**Problem to solve**
Look for "this" in each line of the entries, and return the matching lines.

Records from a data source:

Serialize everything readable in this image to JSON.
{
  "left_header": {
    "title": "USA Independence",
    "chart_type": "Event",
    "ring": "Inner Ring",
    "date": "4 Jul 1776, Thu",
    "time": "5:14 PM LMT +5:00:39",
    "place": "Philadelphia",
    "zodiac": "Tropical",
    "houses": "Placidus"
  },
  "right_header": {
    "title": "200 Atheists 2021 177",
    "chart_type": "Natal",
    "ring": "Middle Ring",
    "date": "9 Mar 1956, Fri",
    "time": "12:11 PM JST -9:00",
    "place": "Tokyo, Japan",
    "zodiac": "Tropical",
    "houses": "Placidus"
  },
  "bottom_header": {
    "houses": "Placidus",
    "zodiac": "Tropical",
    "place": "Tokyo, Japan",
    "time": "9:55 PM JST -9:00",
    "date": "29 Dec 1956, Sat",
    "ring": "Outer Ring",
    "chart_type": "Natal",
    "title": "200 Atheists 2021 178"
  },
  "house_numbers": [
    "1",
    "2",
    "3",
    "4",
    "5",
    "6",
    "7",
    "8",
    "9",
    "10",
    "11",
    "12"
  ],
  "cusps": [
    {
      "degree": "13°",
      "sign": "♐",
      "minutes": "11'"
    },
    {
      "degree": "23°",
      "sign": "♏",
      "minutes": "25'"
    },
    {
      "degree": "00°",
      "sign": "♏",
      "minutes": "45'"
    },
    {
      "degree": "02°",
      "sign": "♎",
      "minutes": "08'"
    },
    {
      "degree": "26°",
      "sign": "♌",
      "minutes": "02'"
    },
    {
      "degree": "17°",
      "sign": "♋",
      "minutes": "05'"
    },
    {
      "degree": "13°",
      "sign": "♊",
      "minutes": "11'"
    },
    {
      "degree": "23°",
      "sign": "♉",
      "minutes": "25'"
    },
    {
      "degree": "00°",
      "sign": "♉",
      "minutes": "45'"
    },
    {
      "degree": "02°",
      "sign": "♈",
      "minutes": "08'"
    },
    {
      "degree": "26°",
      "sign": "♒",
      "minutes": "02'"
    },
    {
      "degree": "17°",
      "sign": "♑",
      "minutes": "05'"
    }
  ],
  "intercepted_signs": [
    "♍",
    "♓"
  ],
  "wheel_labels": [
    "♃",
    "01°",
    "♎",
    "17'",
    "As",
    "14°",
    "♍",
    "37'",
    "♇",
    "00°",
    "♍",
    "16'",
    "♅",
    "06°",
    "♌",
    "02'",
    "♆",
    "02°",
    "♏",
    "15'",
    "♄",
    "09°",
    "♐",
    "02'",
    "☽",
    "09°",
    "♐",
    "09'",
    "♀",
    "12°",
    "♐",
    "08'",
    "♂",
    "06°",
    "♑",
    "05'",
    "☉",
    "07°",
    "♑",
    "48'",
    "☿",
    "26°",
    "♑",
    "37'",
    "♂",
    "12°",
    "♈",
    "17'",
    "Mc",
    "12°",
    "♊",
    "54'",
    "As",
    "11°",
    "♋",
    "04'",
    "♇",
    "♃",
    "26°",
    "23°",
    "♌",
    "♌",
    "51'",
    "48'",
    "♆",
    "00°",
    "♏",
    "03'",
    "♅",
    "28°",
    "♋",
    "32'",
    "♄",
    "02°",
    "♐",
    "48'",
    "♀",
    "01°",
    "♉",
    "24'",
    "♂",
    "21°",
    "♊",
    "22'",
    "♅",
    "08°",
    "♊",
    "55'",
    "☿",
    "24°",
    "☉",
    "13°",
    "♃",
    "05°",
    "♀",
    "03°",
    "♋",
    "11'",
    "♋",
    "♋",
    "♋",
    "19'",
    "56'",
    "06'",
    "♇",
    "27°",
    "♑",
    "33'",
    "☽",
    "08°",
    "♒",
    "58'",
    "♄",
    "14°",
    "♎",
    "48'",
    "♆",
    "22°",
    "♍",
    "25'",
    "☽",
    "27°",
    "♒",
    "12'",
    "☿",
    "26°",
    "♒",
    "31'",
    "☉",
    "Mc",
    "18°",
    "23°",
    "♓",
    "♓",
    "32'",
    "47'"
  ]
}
==
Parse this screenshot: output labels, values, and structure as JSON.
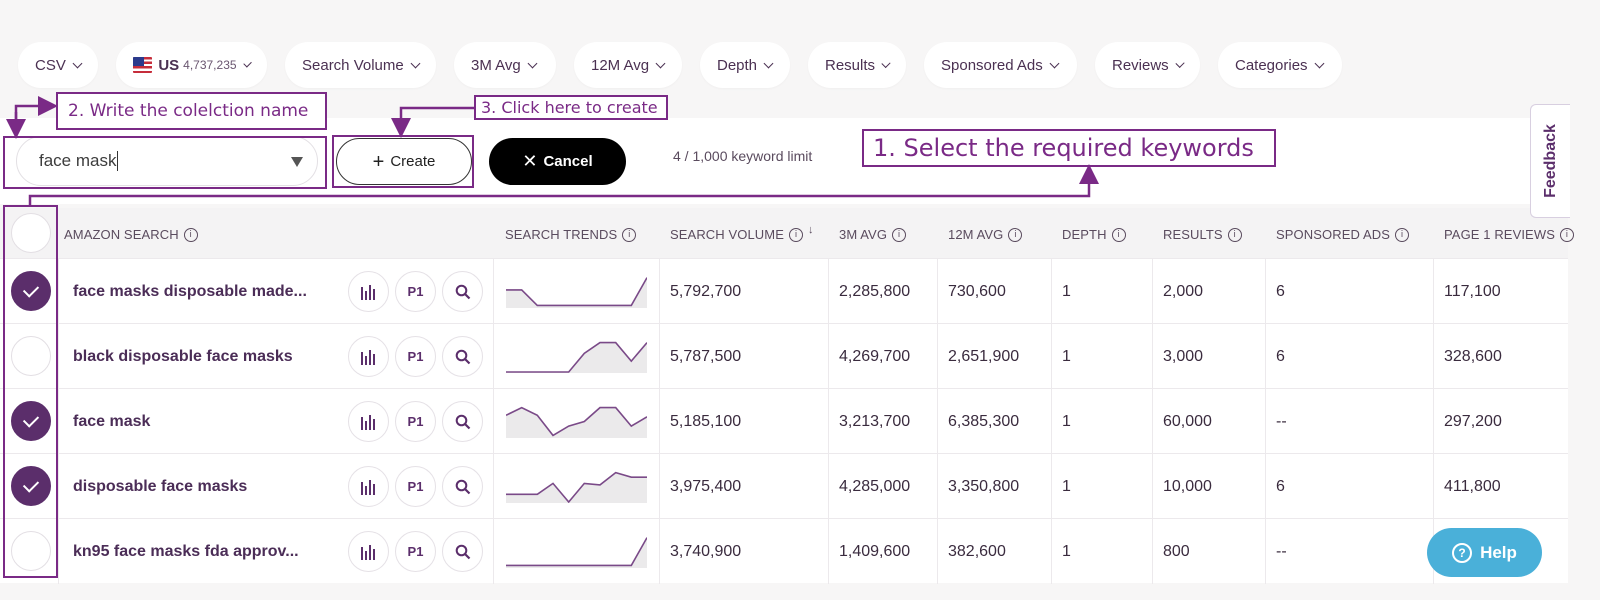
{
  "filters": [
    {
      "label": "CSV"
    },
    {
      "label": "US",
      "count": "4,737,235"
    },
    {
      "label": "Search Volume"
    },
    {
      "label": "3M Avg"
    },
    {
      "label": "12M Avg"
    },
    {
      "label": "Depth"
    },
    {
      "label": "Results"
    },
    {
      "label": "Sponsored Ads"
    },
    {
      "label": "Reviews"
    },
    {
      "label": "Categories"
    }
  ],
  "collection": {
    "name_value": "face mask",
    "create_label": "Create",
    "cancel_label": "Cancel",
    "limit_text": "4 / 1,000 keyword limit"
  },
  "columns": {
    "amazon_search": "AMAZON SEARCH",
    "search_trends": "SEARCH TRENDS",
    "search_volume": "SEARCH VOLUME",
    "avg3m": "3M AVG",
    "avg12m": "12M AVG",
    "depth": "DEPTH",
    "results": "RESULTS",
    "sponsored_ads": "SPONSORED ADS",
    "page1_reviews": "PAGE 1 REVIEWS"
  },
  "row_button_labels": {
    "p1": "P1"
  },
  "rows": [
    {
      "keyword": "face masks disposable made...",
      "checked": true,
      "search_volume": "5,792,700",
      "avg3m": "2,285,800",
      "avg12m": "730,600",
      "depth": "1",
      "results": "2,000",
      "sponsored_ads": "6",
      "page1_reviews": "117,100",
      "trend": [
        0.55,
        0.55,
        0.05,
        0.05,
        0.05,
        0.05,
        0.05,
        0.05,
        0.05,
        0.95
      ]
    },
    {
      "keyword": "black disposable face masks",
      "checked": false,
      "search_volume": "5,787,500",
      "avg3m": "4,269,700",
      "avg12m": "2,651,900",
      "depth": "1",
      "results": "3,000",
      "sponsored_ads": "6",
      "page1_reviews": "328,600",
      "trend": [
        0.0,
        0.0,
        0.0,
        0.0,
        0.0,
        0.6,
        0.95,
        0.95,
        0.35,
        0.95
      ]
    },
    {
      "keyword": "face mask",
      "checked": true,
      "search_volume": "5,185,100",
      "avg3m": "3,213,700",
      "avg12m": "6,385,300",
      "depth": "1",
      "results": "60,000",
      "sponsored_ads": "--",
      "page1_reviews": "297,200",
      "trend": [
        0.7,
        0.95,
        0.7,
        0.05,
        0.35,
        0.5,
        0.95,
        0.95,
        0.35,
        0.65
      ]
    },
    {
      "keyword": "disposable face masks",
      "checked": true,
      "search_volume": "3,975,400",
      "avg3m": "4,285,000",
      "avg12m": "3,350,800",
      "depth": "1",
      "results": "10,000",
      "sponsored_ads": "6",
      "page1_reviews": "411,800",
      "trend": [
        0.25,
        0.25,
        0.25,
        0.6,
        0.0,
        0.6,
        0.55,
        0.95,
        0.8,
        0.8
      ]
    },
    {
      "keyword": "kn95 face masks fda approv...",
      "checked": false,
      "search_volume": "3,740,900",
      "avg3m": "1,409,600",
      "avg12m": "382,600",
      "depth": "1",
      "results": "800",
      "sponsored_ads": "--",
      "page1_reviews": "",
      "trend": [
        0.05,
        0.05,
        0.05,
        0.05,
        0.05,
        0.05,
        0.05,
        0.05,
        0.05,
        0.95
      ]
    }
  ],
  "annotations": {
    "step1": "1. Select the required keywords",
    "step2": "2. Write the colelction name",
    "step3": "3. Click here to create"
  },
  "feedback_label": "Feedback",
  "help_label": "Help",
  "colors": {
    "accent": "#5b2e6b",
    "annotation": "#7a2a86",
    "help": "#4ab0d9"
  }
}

**Task response**
Serialize everything readable in this image to JSON.
Parse this screenshot: output labels, values, and structure as JSON.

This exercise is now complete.